*Written problem*:
The data below must be copied in full and without any change.

*Dataset extract*:
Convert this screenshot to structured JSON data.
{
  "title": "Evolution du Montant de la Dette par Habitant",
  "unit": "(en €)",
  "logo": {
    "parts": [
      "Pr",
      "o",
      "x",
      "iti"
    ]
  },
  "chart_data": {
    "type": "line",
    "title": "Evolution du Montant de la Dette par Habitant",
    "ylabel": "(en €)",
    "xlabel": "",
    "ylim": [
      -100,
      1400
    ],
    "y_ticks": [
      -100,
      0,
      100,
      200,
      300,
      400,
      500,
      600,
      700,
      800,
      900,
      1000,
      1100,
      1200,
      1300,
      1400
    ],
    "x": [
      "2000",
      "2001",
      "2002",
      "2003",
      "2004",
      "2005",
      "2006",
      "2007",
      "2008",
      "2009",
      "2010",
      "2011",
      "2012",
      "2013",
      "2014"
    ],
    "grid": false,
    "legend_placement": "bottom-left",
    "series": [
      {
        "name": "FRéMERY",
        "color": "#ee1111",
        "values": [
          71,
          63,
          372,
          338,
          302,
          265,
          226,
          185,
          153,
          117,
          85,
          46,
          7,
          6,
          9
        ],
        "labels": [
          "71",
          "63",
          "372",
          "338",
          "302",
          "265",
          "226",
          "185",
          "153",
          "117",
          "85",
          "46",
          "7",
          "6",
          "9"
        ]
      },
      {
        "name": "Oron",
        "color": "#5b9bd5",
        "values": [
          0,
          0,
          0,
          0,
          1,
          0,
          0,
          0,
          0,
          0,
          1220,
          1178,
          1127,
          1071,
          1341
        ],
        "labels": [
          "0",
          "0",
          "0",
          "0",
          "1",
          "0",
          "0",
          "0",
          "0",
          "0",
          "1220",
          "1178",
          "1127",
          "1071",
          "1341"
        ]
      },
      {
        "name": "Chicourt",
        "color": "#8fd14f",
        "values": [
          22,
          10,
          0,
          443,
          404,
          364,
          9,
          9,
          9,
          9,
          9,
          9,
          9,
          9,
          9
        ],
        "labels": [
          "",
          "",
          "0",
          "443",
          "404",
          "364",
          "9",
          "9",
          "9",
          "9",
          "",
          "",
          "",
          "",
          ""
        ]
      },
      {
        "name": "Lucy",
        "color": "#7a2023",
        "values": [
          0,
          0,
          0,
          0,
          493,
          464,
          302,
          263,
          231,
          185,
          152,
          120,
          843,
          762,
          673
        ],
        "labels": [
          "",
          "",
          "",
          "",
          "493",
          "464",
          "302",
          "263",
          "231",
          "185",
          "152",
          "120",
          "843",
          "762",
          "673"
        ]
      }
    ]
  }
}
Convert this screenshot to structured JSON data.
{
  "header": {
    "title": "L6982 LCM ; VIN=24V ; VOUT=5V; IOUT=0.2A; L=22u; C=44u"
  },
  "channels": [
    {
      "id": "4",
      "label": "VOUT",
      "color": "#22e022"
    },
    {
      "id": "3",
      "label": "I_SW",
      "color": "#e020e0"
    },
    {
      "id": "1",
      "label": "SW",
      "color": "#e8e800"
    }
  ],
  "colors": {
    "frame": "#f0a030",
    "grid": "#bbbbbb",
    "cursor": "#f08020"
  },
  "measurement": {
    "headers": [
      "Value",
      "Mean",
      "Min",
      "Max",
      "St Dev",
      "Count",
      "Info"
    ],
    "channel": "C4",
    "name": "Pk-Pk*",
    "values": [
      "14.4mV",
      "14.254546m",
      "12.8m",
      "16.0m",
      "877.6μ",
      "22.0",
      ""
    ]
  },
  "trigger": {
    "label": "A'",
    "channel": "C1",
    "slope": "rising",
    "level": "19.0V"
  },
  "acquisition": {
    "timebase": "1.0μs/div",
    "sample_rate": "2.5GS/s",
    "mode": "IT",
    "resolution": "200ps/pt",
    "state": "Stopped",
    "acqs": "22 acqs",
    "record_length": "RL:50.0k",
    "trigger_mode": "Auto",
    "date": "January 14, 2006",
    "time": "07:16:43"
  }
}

*The response*:
Convert this screenshot to structured JSON data.
{
  "title": "Evolution du Montant de la Dette par Habitant",
  "unit": "(en €)",
  "logo": {
    "parts": [
      "Pr",
      "o",
      "x",
      "iti"
    ]
  },
  "chart_data": {
    "type": "line",
    "title": "Evolution du Montant de la Dette par Habitant",
    "ylabel": "(en €)",
    "xlabel": "",
    "ylim": [
      -100,
      1400
    ],
    "y_ticks": [
      -100,
      0,
      100,
      200,
      300,
      400,
      500,
      600,
      700,
      800,
      900,
      1000,
      1100,
      1200,
      1300,
      1400
    ],
    "x": [
      "2000",
      "2001",
      "2002",
      "2003",
      "2004",
      "2005",
      "2006",
      "2007",
      "2008",
      "2009",
      "2010",
      "2011",
      "2012",
      "2013",
      "2014"
    ],
    "grid": false,
    "legend_placement": "bottom-left",
    "series": [
      {
        "name": "FRéMERY",
        "color": "#ee1111",
        "values": [
          71,
          63,
          372,
          338,
          302,
          265,
          226,
          185,
          153,
          117,
          85,
          46,
          7,
          6,
          9
        ],
        "labels": [
          "71",
          "63",
          "372",
          "338",
          "302",
          "265",
          "226",
          "185",
          "153",
          "117",
          "85",
          "46",
          "7",
          "6",
          "9"
        ]
      },
      {
        "name": "Oron",
        "color": "#5b9bd5",
        "values": [
          0,
          0,
          0,
          0,
          1,
          0,
          0,
          0,
          0,
          0,
          1220,
          1178,
          1127,
          1071,
          1341
        ],
        "labels": [
          "0",
          "0",
          "0",
          "0",
          "1",
          "0",
          "0",
          "0",
          "0",
          "0",
          "1220",
          "1178",
          "1127",
          "1071",
          "1341"
        ]
      },
      {
        "name": "Chicourt",
        "color": "#8fd14f",
        "values": [
          22,
          10,
          0,
          443,
          404,
          364,
          9,
          9,
          9,
          9,
          9,
          9,
          9,
          9,
          9
        ],
        "labels": [
          "",
          "",
          "0",
          "443",
          "404",
          "364",
          "9",
          "9",
          "9",
          "9",
          "",
          "",
          "",
          "",
          ""
        ]
      },
      {
        "name": "Lucy",
        "color": "#7a2023",
        "values": [
          0,
          0,
          0,
          0,
          493,
          464,
          302,
          263,
          231,
          185,
          152,
          120,
          843,
          762,
          673
        ],
        "labels": [
          "",
          "",
          "",
          "",
          "493",
          "464",
          "302",
          "263",
          "231",
          "185",
          "152",
          "120",
          "843",
          "762",
          "673"
        ]
      }
    ]
  }
}
Convert this screenshot to structured JSON data.
{
  "header": {
    "title": "L6982 LCM ; VIN=24V ; VOUT=5V; IOUT=0.2A; L=22u; C=44u"
  },
  "channels": [
    {
      "id": "4",
      "label": "VOUT",
      "color": "#22e022"
    },
    {
      "id": "3",
      "label": "I_SW",
      "color": "#e020e0"
    },
    {
      "id": "1",
      "label": "SW",
      "color": "#e8e800"
    }
  ],
  "colors": {
    "frame": "#f0a030",
    "grid": "#bbbbbb",
    "cursor": "#f08020"
  },
  "measurement": {
    "headers": [
      "Value",
      "Mean",
      "Min",
      "Max",
      "St Dev",
      "Count",
      "Info"
    ],
    "channel": "C4",
    "name": "Pk-Pk*",
    "values": [
      "14.4mV",
      "14.254546m",
      "12.8m",
      "16.0m",
      "877.6μ",
      "22.0",
      ""
    ]
  },
  "trigger": {
    "label": "A'",
    "channel": "C1",
    "slope": "rising",
    "level": "19.0V"
  },
  "acquisition": {
    "timebase": "1.0μs/div",
    "sample_rate": "2.5GS/s",
    "mode": "IT",
    "resolution": "200ps/pt",
    "state": "Stopped",
    "acqs": "22 acqs",
    "record_length": "RL:50.0k",
    "trigger_mode": "Auto",
    "date": "January 14, 2006",
    "time": "07:16:43"
  }
}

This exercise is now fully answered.